## Stated task
Repeat all of the data precisely.

======== Entries supplied ========

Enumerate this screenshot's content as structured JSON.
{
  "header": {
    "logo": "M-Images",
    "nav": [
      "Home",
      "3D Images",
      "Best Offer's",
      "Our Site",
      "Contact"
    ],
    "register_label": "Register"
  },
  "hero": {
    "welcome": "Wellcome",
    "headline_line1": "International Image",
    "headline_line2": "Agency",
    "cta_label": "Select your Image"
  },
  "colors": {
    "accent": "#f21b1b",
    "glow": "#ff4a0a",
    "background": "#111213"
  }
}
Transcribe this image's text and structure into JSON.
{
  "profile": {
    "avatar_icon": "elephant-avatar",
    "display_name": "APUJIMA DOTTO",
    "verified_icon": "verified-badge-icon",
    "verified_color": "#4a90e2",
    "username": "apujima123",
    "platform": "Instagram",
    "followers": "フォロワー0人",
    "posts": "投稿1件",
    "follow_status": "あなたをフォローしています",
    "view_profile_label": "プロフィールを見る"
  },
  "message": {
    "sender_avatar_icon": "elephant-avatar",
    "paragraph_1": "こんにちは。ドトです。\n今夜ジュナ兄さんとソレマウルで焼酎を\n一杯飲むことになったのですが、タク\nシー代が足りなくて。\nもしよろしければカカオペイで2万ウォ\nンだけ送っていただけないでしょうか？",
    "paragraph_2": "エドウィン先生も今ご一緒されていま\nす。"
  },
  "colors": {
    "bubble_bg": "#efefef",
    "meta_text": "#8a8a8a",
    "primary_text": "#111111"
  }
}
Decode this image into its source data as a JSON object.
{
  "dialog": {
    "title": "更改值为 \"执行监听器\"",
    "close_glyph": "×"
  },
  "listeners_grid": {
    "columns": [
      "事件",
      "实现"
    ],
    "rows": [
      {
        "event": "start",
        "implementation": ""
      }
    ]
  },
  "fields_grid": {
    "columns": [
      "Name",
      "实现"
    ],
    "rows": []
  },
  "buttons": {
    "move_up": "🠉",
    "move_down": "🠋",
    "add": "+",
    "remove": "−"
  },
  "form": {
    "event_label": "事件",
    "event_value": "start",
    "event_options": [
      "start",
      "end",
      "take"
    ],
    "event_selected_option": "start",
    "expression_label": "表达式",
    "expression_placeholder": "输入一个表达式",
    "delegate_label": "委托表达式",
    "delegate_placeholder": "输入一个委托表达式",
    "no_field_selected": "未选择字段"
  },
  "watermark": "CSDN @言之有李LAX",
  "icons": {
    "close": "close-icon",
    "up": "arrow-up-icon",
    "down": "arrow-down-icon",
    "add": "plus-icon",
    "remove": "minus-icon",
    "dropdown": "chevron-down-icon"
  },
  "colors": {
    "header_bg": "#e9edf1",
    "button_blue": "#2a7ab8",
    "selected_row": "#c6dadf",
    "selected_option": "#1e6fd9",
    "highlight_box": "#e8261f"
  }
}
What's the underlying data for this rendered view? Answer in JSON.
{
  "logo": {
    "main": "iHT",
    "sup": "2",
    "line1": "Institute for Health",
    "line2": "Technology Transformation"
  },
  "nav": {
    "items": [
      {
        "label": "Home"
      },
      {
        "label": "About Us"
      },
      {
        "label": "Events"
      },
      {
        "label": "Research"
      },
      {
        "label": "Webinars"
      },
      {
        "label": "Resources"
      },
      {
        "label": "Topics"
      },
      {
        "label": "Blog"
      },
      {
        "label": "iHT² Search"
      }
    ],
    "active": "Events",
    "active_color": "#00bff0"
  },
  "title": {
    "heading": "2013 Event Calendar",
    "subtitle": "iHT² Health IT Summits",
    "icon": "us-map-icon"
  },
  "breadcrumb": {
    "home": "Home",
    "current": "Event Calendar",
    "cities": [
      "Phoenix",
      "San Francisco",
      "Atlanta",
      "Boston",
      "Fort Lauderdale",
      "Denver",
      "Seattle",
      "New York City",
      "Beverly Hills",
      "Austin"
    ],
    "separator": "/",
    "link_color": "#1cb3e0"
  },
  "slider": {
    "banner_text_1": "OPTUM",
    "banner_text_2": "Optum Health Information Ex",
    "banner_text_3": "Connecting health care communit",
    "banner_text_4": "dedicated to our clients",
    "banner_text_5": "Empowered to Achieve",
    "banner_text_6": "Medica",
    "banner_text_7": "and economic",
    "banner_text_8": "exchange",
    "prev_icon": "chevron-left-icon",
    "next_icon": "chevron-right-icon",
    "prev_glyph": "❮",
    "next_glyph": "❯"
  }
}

========

## Solution
Enumerate this screenshot's content as structured JSON.
{
  "header": {
    "logo": "M-Images",
    "nav": [
      "Home",
      "3D Images",
      "Best Offer's",
      "Our Site",
      "Contact"
    ],
    "register_label": "Register"
  },
  "hero": {
    "welcome": "Wellcome",
    "headline_line1": "International Image",
    "headline_line2": "Agency",
    "cta_label": "Select your Image"
  },
  "colors": {
    "accent": "#f21b1b",
    "glow": "#ff4a0a",
    "background": "#111213"
  }
}
Transcribe this image's text and structure into JSON.
{
  "profile": {
    "avatar_icon": "elephant-avatar",
    "display_name": "APUJIMA DOTTO",
    "verified_icon": "verified-badge-icon",
    "verified_color": "#4a90e2",
    "username": "apujima123",
    "platform": "Instagram",
    "followers": "フォロワー0人",
    "posts": "投稿1件",
    "follow_status": "あなたをフォローしています",
    "view_profile_label": "プロフィールを見る"
  },
  "message": {
    "sender_avatar_icon": "elephant-avatar",
    "paragraph_1": "こんにちは。ドトです。\n今夜ジュナ兄さんとソレマウルで焼酎を\n一杯飲むことになったのですが、タク\nシー代が足りなくて。\nもしよろしければカカオペイで2万ウォ\nンだけ送っていただけないでしょうか？",
    "paragraph_2": "エドウィン先生も今ご一緒されていま\nす。"
  },
  "colors": {
    "bubble_bg": "#efefef",
    "meta_text": "#8a8a8a",
    "primary_text": "#111111"
  }
}
Decode this image into its source data as a JSON object.
{
  "dialog": {
    "title": "更改值为 \"执行监听器\"",
    "close_glyph": "×"
  },
  "listeners_grid": {
    "columns": [
      "事件",
      "实现"
    ],
    "rows": [
      {
        "event": "start",
        "implementation": ""
      }
    ]
  },
  "fields_grid": {
    "columns": [
      "Name",
      "实现"
    ],
    "rows": []
  },
  "buttons": {
    "move_up": "🠉",
    "move_down": "🠋",
    "add": "+",
    "remove": "−"
  },
  "form": {
    "event_label": "事件",
    "event_value": "start",
    "event_options": [
      "start",
      "end",
      "take"
    ],
    "event_selected_option": "start",
    "expression_label": "表达式",
    "expression_placeholder": "输入一个表达式",
    "delegate_label": "委托表达式",
    "delegate_placeholder": "输入一个委托表达式",
    "no_field_selected": "未选择字段"
  },
  "watermark": "CSDN @言之有李LAX",
  "icons": {
    "close": "close-icon",
    "up": "arrow-up-icon",
    "down": "arrow-down-icon",
    "add": "plus-icon",
    "remove": "minus-icon",
    "dropdown": "chevron-down-icon"
  },
  "colors": {
    "header_bg": "#e9edf1",
    "button_blue": "#2a7ab8",
    "selected_row": "#c6dadf",
    "selected_option": "#1e6fd9",
    "highlight_box": "#e8261f"
  }
}
What's the underlying data for this rendered view? Answer in JSON.
{
  "logo": {
    "main": "iHT",
    "sup": "2",
    "line1": "Institute for Health",
    "line2": "Technology Transformation"
  },
  "nav": {
    "items": [
      {
        "label": "Home"
      },
      {
        "label": "About Us"
      },
      {
        "label": "Events"
      },
      {
        "label": "Research"
      },
      {
        "label": "Webinars"
      },
      {
        "label": "Resources"
      },
      {
        "label": "Topics"
      },
      {
        "label": "Blog"
      },
      {
        "label": "iHT² Search"
      }
    ],
    "active": "Events",
    "active_color": "#00bff0"
  },
  "title": {
    "heading": "2013 Event Calendar",
    "subtitle": "iHT² Health IT Summits",
    "icon": "us-map-icon"
  },
  "breadcrumb": {
    "home": "Home",
    "current": "Event Calendar",
    "cities": [
      "Phoenix",
      "San Francisco",
      "Atlanta",
      "Boston",
      "Fort Lauderdale",
      "Denver",
      "Seattle",
      "New York City",
      "Beverly Hills",
      "Austin"
    ],
    "separator": "/",
    "link_color": "#1cb3e0"
  },
  "slider": {
    "banner_text_1": "OPTUM",
    "banner_text_2": "Optum Health Information Ex",
    "banner_text_3": "Connecting health care communit",
    "banner_text_4": "dedicated to our clients",
    "banner_text_5": "Empowered to Achieve",
    "banner_text_6": "Medica",
    "banner_text_7": "and economic",
    "banner_text_8": "exchange",
    "prev_icon": "chevron-left-icon",
    "next_icon": "chevron-right-icon",
    "prev_glyph": "❮",
    "next_glyph": "❯"
  }
}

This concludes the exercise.